* **PROBLEM**: Across all the lines below, how many contain the string "data"? Please reply with the number only.

* **ROWS**:
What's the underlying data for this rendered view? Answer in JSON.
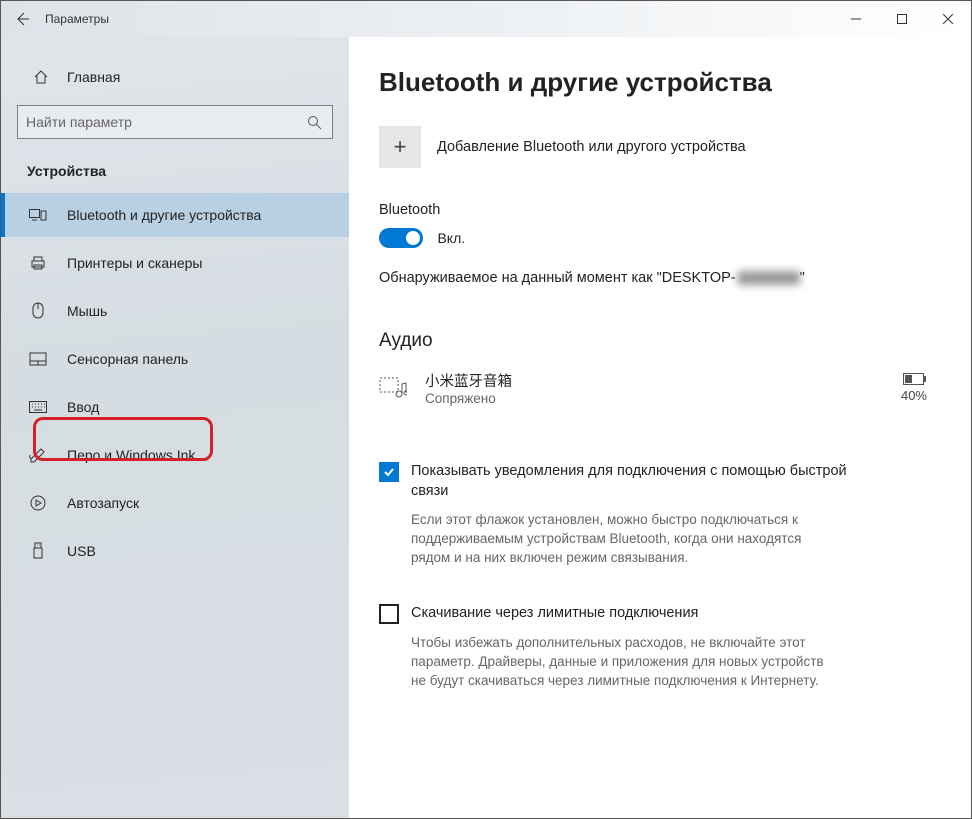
{
  "titlebar": {
    "title": "Параметры"
  },
  "sidebar": {
    "home_label": "Главная",
    "search_placeholder": "Найти параметр",
    "category": "Устройства",
    "items": [
      {
        "label": "Bluetooth и другие устройства"
      },
      {
        "label": "Принтеры и сканеры"
      },
      {
        "label": "Мышь"
      },
      {
        "label": "Сенсорная панель"
      },
      {
        "label": "Ввод"
      },
      {
        "label": "Перо и Windows Ink"
      },
      {
        "label": "Автозапуск"
      },
      {
        "label": "USB"
      }
    ]
  },
  "main": {
    "heading": "Bluetooth и другие устройства",
    "add_label": "Добавление Bluetooth или другого устройства",
    "bt_label": "Bluetooth",
    "toggle_state": "Вкл.",
    "discoverable_prefix": "Обнаруживаемое на данный момент как \"DESKTOP-",
    "discoverable_suffix": "\"",
    "section_audio": "Аудио",
    "device": {
      "name": "小米蓝牙音箱",
      "status": "Сопряжено",
      "battery": "40%"
    },
    "check1": {
      "label": "Показывать уведомления для подключения с помощью быстрой связи",
      "desc": "Если этот флажок установлен, можно быстро подключаться к поддерживаемым устройствам Bluetooth, когда они находятся рядом и на них включен режим связывания."
    },
    "check2": {
      "label": "Скачивание через лимитные подключения",
      "desc": "Чтобы избежать дополнительных расходов, не включайте этот параметр. Драйверы, данные и приложения для новых устройств не будут скачиваться через лимитные подключения к Интернету."
    }
  }
}
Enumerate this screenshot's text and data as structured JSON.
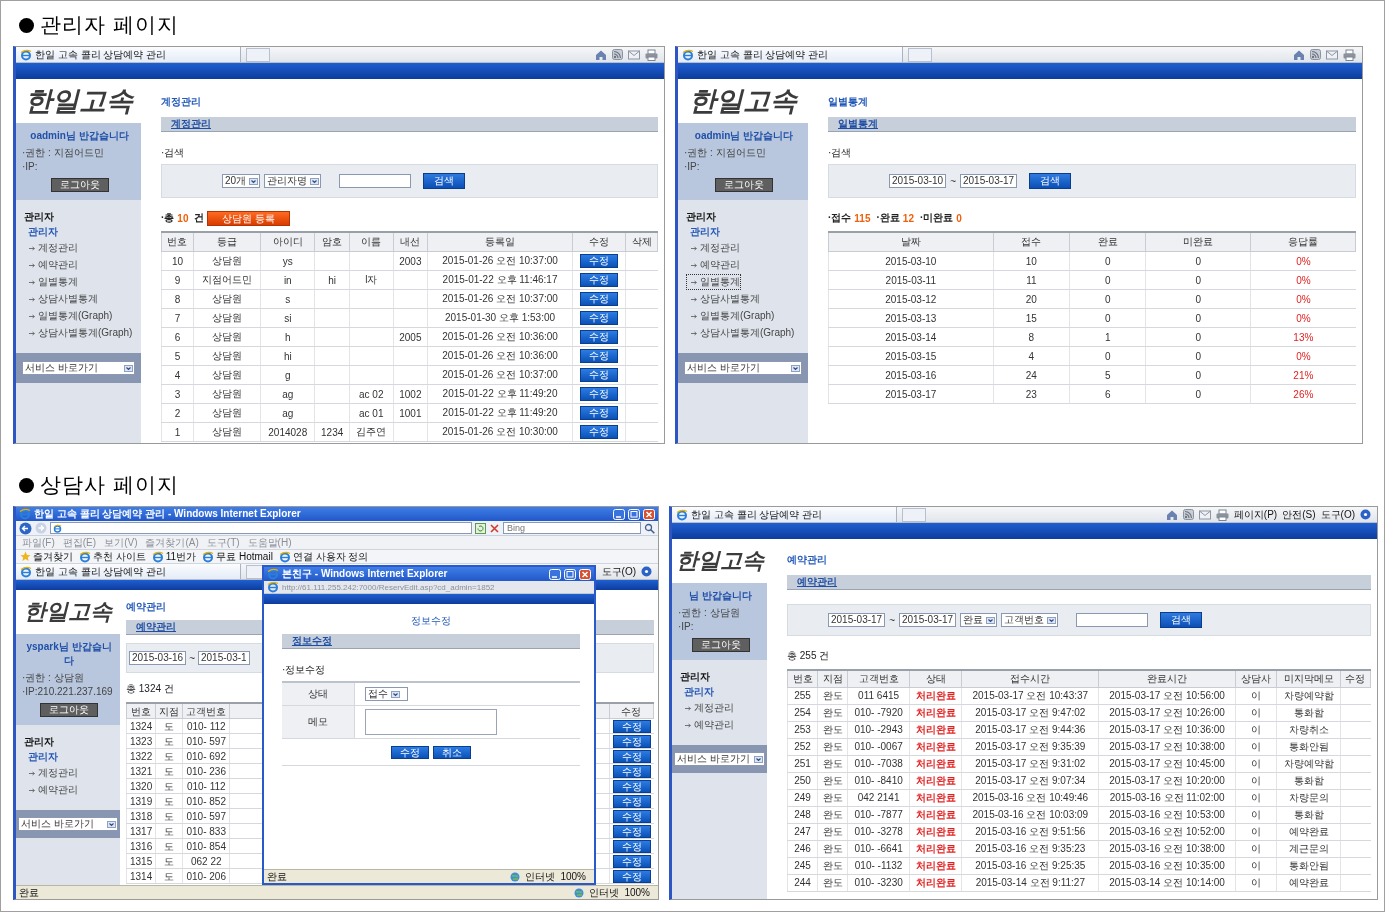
{
  "sections": [
    {
      "heading": "관리자 페이지",
      "panels": [
        {
          "browser": {
            "kind": "tabbed",
            "tab_title": "한일 고속 콜리 상담예약 관리"
          },
          "sidebar": {
            "logo": "한일고속",
            "greeting": "oadmin님 반갑습니다",
            "info": [
              "·권한 : 지점어드민",
              "·IP:"
            ],
            "logout": "로그아웃",
            "menu_heading": "관리자",
            "menu_group": "관리자",
            "menu_items": [
              {
                "label": "계정관리",
                "selected": false
              },
              {
                "label": "예약관리",
                "selected": false
              },
              {
                "label": "일별통계",
                "selected": false
              },
              {
                "label": "상담사별통계",
                "selected": false
              },
              {
                "label": "일별통계(Graph)",
                "selected": false
              },
              {
                "label": "상담사별통계(Graph)",
                "selected": false
              }
            ],
            "quick_select": "서비스 바로가기"
          },
          "content": {
            "title": "계정관리",
            "subtab": "계정관리",
            "search_label": "·검색",
            "search": [
              {
                "kind": "select",
                "value": "20개"
              },
              {
                "kind": "select",
                "value": "관리자명"
              },
              {
                "kind": "input"
              },
              {
                "kind": "button",
                "label": "검색"
              }
            ],
            "summary": {
              "parts": [
                {
                  "kind": "label",
                  "text": "·총"
                },
                {
                  "kind": "value",
                  "text": "10"
                },
                {
                  "kind": "label",
                  "text": "건"
                }
              ],
              "button": "상담원 등록"
            },
            "table": {
              "columns": [
                {
                  "label": "번호"
                },
                {
                  "label": "등급"
                },
                {
                  "label": "아이디"
                },
                {
                  "label": "암호"
                },
                {
                  "label": "이름"
                },
                {
                  "label": "내선"
                },
                {
                  "label": "등록일"
                },
                {
                  "label": "수정",
                  "kind": "button"
                },
                {
                  "label": "삭제"
                }
              ],
              "rows": [
                [
                  "10",
                  "상담원",
                  "ys",
                  null,
                  null,
                  "2003",
                  "2015-01-26 오전 10:37:00",
                  "수정",
                  null
                ],
                [
                  "9",
                  "지점어드민",
                  "in",
                  "hi",
                  "l자",
                  null,
                  "2015-01-22 오후 11:46:17",
                  "수정",
                  null
                ],
                [
                  "8",
                  "상담원",
                  "s",
                  null,
                  null,
                  null,
                  "2015-01-26 오전 10:37:00",
                  "수정",
                  null
                ],
                [
                  "7",
                  "상담원",
                  "si",
                  null,
                  null,
                  null,
                  "2015-01-30 오후 1:53:00",
                  "수정",
                  null
                ],
                [
                  "6",
                  "상담원",
                  "h",
                  null,
                  null,
                  "2005",
                  "2015-01-26 오전 10:36:00",
                  "수정",
                  null
                ],
                [
                  "5",
                  "상담원",
                  "hi",
                  null,
                  null,
                  null,
                  "2015-01-26 오전 10:36:00",
                  "수정",
                  null
                ],
                [
                  "4",
                  "상담원",
                  "g",
                  null,
                  null,
                  null,
                  "2015-01-26 오전 10:37:00",
                  "수정",
                  null
                ],
                [
                  "3",
                  "상담원",
                  "ag",
                  null,
                  "ac 02",
                  "1002",
                  "2015-01-22 오후 11:49:20",
                  "수정",
                  null
                ],
                [
                  "2",
                  "상담원",
                  "ag",
                  null,
                  "ac 01",
                  "1001",
                  "2015-01-22 오후 11:49:20",
                  "수정",
                  null
                ],
                [
                  "1",
                  "상담원",
                  "2014028",
                  "1234",
                  "김주연",
                  null,
                  "2015-01-26 오전 10:30:00",
                  "수정",
                  null
                ]
              ]
            }
          }
        },
        {
          "browser": {
            "kind": "tabbed",
            "tab_title": "한일 고속 콜리 상담예약 관리"
          },
          "sidebar": {
            "logo": "한일고속",
            "greeting": "oadmin님 반갑습니다",
            "info": [
              "·권한 : 지점어드민",
              "·IP:"
            ],
            "logout": "로그아웃",
            "menu_heading": "관리자",
            "menu_group": "관리자",
            "menu_items": [
              {
                "label": "계정관리",
                "selected": false
              },
              {
                "label": "예약관리",
                "selected": false
              },
              {
                "label": "일별통계",
                "selected": true
              },
              {
                "label": "상담사별통계",
                "selected": false
              },
              {
                "label": "일별통계(Graph)",
                "selected": false
              },
              {
                "label": "상담사별통계(Graph)",
                "selected": false
              }
            ],
            "quick_select": "서비스 바로가기"
          },
          "content": {
            "title": "일별통계",
            "subtab": "일별통계",
            "search_label": "·검색",
            "search": [
              {
                "kind": "date",
                "value": "2015-03-10"
              },
              {
                "kind": "sep",
                "text": "~"
              },
              {
                "kind": "date",
                "value": "2015-03-17"
              },
              {
                "kind": "button",
                "label": "검색"
              }
            ],
            "summary": {
              "parts": [
                {
                  "kind": "label",
                  "text": "·접수"
                },
                {
                  "kind": "value",
                  "text": "115"
                },
                {
                  "kind": "label",
                  "text": "·완료"
                },
                {
                  "kind": "value",
                  "text": "12"
                },
                {
                  "kind": "label",
                  "text": "·미완료"
                },
                {
                  "kind": "value",
                  "text": "0"
                }
              ]
            },
            "table": {
              "columns": [
                {
                  "label": "날짜"
                },
                {
                  "label": "접수"
                },
                {
                  "label": "완료"
                },
                {
                  "label": "미완료"
                },
                {
                  "label": "응답률",
                  "kind": "rate"
                }
              ],
              "rows": [
                [
                  "2015-03-10",
                  "10",
                  "0",
                  "0",
                  "0%"
                ],
                [
                  "2015-03-11",
                  "11",
                  "0",
                  "0",
                  "0%"
                ],
                [
                  "2015-03-12",
                  "20",
                  "0",
                  "0",
                  "0%"
                ],
                [
                  "2015-03-13",
                  "15",
                  "0",
                  "0",
                  "0%"
                ],
                [
                  "2015-03-14",
                  "8",
                  "1",
                  "0",
                  "13%"
                ],
                [
                  "2015-03-15",
                  "4",
                  "0",
                  "0",
                  "0%"
                ],
                [
                  "2015-03-16",
                  "24",
                  "5",
                  "0",
                  "21%"
                ],
                [
                  "2015-03-17",
                  "23",
                  "6",
                  "0",
                  "26%"
                ]
              ]
            }
          }
        }
      ]
    },
    {
      "heading": "상담사 페이지",
      "panels": [
        {
          "browser": {
            "kind": "window",
            "title": "한일 고속 콜리 상담예약 관리 - Windows Internet Explorer",
            "search_placeholder": "Bing",
            "menus": [
              "파일(F)",
              "편집(E)",
              "보기(V)",
              "즐겨찾기(A)",
              "도구(T)",
              "도움말(H)"
            ],
            "favorites_label": "즐겨찾기",
            "favorites": [
              "추천 사이트",
              "11번가",
              "무료 Hotmail",
              "연결 사용자 정의"
            ],
            "tab_title": "한일 고속 콜리 상담예약 관리",
            "tools": [
              "도구(O)"
            ],
            "status": {
              "text": "완료",
              "zone": "인터넷",
              "zoom": "100%"
            }
          },
          "sidebar": {
            "logo": "한일고속",
            "greeting": "yspark님 반갑습니다",
            "info": [
              "·권한 : 상담원",
              "·IP:210.221.237.169"
            ],
            "logout": "로그아웃",
            "menu_heading": "관리자",
            "menu_group": "관리자",
            "menu_items": [
              {
                "label": "계정관리",
                "selected": false
              },
              {
                "label": "예약관리",
                "selected": false
              }
            ],
            "quick_select": "서비스 바로가기"
          },
          "content": {
            "title": "예약관리",
            "subtab": "예약관리",
            "search": [
              {
                "kind": "date",
                "value": "2015-03-16"
              },
              {
                "kind": "sep",
                "text": "~"
              },
              {
                "kind": "date",
                "value": "2015-03-1"
              }
            ],
            "summary": {
              "parts": [
                {
                  "kind": "label",
                  "text": "총 1324 건"
                }
              ]
            },
            "table": {
              "columns": [
                {
                  "label": "번호"
                },
                {
                  "label": "지점"
                },
                {
                  "label": "고객번호"
                },
                {
                  "kind": "covered"
                },
                {
                  "label": "수정",
                  "kind": "button"
                }
              ],
              "rows": [
                [
                  "1324",
                  "도",
                  "010- 112",
                  null,
                  "수정"
                ],
                [
                  "1323",
                  "도",
                  "010- 597",
                  null,
                  "수정"
                ],
                [
                  "1322",
                  "도",
                  "010- 692",
                  null,
                  "수정"
                ],
                [
                  "1321",
                  "도",
                  "010- 236",
                  null,
                  "수정"
                ],
                [
                  "1320",
                  "도",
                  "010- 112",
                  null,
                  "수정"
                ],
                [
                  "1319",
                  "도",
                  "010- 852",
                  null,
                  "수정"
                ],
                [
                  "1318",
                  "도",
                  "010- 597",
                  null,
                  "수정"
                ],
                [
                  "1317",
                  "도",
                  "010- 833",
                  null,
                  "수정"
                ],
                [
                  "1316",
                  "도",
                  "010- 854",
                  null,
                  "수정"
                ],
                [
                  "1315",
                  "도",
                  "062 22",
                  null,
                  "수정"
                ],
                [
                  "1314",
                  "도",
                  "010- 206",
                  null,
                  "수정"
                ]
              ]
            }
          },
          "popup": {
            "title": "본친구 - Windows Internet Explorer",
            "address": "http://61.111.255.242:7000/ReservEdit.asp?cd_admin=1852",
            "heading": "정보수정",
            "subtab": "정보수정",
            "section_label": "·정보수정",
            "form": [
              {
                "label": "상태",
                "kind": "select",
                "value": "접수"
              },
              {
                "label": "메모",
                "kind": "textarea"
              }
            ],
            "buttons": [
              "수정",
              "취소"
            ],
            "status": {
              "text": "완료",
              "zone": "인터넷",
              "zoom": "100%"
            }
          }
        },
        {
          "browser": {
            "kind": "tabbed",
            "tab_title": "한일 고속 콜리 상담예약 관리",
            "menus": [
              "페이지(P)",
              "안전(S)",
              "도구(O)"
            ]
          },
          "sidebar": {
            "logo": "한일고속",
            "greeting": "님 반갑습니다",
            "info": [
              "·권한 : 상담원",
              "·IP:"
            ],
            "logout": "로그아웃",
            "menu_heading": "관리자",
            "menu_group": "관리자",
            "menu_items": [
              {
                "label": "계정관리",
                "selected": false
              },
              {
                "label": "예약관리",
                "selected": false
              }
            ],
            "quick_select": "서비스 바로가기"
          },
          "content": {
            "title": "예약관리",
            "subtab": "예약관리",
            "search": [
              {
                "kind": "date",
                "value": "2015-03-17"
              },
              {
                "kind": "sep",
                "text": "~"
              },
              {
                "kind": "date",
                "value": "2015-03-17"
              },
              {
                "kind": "select",
                "value": "완료"
              },
              {
                "kind": "select",
                "value": "고객번호"
              },
              {
                "kind": "input"
              },
              {
                "kind": "button",
                "label": "검색"
              }
            ],
            "summary": {
              "parts": [
                {
                  "kind": "label",
                  "text": "총 255 건"
                }
              ]
            },
            "table": {
              "columns": [
                {
                  "label": "번호"
                },
                {
                  "label": "지점"
                },
                {
                  "label": "고객번호"
                },
                {
                  "label": "상태",
                  "kind": "status"
                },
                {
                  "label": "접수시간"
                },
                {
                  "label": "완료시간"
                },
                {
                  "label": "상담사"
                },
                {
                  "label": "미지막메모"
                },
                {
                  "label": "수정"
                }
              ],
              "rows": [
                [
                  "255",
                  "완도",
                  "011 6415",
                  "처리완료",
                  "2015-03-17 오전 10:43:37",
                  "2015-03-17 오전 10:56:00",
                  "이",
                  "차량예약함",
                  null
                ],
                [
                  "254",
                  "완도",
                  "010- -7920",
                  "처리완료",
                  "2015-03-17 오전 9:47:02",
                  "2015-03-17 오전 10:26:00",
                  "이",
                  "통화함",
                  null
                ],
                [
                  "253",
                  "완도",
                  "010- -2943",
                  "처리완료",
                  "2015-03-17 오전 9:44:36",
                  "2015-03-17 오전 10:36:00",
                  "이",
                  "차량취소",
                  null
                ],
                [
                  "252",
                  "완도",
                  "010- -0067",
                  "처리완료",
                  "2015-03-17 오전 9:35:39",
                  "2015-03-17 오전 10:38:00",
                  "이",
                  "통화안됨",
                  null
                ],
                [
                  "251",
                  "완도",
                  "010- -7038",
                  "처리완료",
                  "2015-03-17 오전 9:31:02",
                  "2015-03-17 오전 10:45:00",
                  "이",
                  "차량예약함",
                  null
                ],
                [
                  "250",
                  "완도",
                  "010- -8410",
                  "처리완료",
                  "2015-03-17 오전 9:07:34",
                  "2015-03-17 오전 10:20:00",
                  "이",
                  "통화함",
                  null
                ],
                [
                  "249",
                  "완도",
                  "042 2141",
                  "처리완료",
                  "2015-03-16 오전 10:49:46",
                  "2015-03-16 오전 11:02:00",
                  "이",
                  "차량문의",
                  null
                ],
                [
                  "248",
                  "완도",
                  "010- -7877",
                  "처리완료",
                  "2015-03-16 오전 10:03:09",
                  "2015-03-16 오전 10:53:00",
                  "이",
                  "통화함",
                  null
                ],
                [
                  "247",
                  "완도",
                  "010- -3278",
                  "처리완료",
                  "2015-03-16 오전 9:51:56",
                  "2015-03-16 오전 10:52:00",
                  "이",
                  "예약완료",
                  null
                ],
                [
                  "246",
                  "완도",
                  "010- -6641",
                  "처리완료",
                  "2015-03-16 오전 9:35:23",
                  "2015-03-16 오전 10:38:00",
                  "이",
                  "계근문의",
                  null
                ],
                [
                  "245",
                  "완도",
                  "010- -1132",
                  "처리완료",
                  "2015-03-16 오전 9:25:35",
                  "2015-03-16 오전 10:35:00",
                  "이",
                  "통화안됨",
                  null
                ],
                [
                  "244",
                  "완도",
                  "010- -3230",
                  "처리완료",
                  "2015-03-14 오전 9:11:27",
                  "2015-03-14 오전 10:14:00",
                  "이",
                  "예약완료",
                  null
                ]
              ]
            }
          }
        }
      ]
    }
  ]
}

* **CORRECT ANSWER**: 2